> **Set exercise**:
Locate each line holding the string "Detection" and copy it.

> **Material provided**:
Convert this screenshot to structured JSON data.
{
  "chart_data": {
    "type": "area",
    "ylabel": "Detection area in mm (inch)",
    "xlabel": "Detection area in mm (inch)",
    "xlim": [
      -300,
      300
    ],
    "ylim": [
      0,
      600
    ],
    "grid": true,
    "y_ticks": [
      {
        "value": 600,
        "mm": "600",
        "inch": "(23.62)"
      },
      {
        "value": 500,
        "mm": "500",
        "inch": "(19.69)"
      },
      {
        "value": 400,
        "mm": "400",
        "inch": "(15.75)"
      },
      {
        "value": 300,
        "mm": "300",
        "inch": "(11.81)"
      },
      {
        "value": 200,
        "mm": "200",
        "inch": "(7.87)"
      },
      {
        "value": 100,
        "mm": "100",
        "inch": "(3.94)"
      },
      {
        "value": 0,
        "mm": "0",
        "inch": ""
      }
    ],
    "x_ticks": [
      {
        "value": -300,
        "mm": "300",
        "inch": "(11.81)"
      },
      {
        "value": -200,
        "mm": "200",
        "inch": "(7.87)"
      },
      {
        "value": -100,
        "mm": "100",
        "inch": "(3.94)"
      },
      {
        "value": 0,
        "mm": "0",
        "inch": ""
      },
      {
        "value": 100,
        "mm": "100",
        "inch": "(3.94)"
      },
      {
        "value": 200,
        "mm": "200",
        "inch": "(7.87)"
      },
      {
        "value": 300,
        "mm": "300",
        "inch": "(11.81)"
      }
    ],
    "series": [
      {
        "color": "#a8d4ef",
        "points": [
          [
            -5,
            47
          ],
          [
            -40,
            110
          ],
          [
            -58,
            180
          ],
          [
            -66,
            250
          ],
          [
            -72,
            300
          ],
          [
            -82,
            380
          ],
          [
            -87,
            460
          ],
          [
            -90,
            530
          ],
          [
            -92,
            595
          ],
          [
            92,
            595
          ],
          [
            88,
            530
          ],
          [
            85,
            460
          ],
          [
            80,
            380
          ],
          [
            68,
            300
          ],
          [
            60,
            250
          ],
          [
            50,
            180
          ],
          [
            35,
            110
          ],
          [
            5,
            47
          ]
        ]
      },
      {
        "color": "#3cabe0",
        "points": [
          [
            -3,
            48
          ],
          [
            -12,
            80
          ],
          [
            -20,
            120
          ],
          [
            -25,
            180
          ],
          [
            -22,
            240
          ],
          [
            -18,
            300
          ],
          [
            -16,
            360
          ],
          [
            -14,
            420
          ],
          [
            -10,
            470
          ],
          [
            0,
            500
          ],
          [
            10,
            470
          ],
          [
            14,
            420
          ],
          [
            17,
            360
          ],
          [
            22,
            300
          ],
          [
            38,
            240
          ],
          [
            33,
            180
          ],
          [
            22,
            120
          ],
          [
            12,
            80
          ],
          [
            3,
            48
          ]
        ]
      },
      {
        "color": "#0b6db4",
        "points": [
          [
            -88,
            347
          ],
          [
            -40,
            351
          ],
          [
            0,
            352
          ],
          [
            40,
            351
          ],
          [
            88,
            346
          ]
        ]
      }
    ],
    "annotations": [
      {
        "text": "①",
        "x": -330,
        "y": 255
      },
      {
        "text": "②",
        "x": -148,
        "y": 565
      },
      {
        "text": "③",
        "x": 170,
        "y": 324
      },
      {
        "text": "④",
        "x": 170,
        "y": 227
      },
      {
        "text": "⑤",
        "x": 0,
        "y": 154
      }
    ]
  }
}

> **Solution to the exercise**:
    "ylabel": "Detection area in mm (inch)",
    "xlabel": "Detection area in mm (inch)",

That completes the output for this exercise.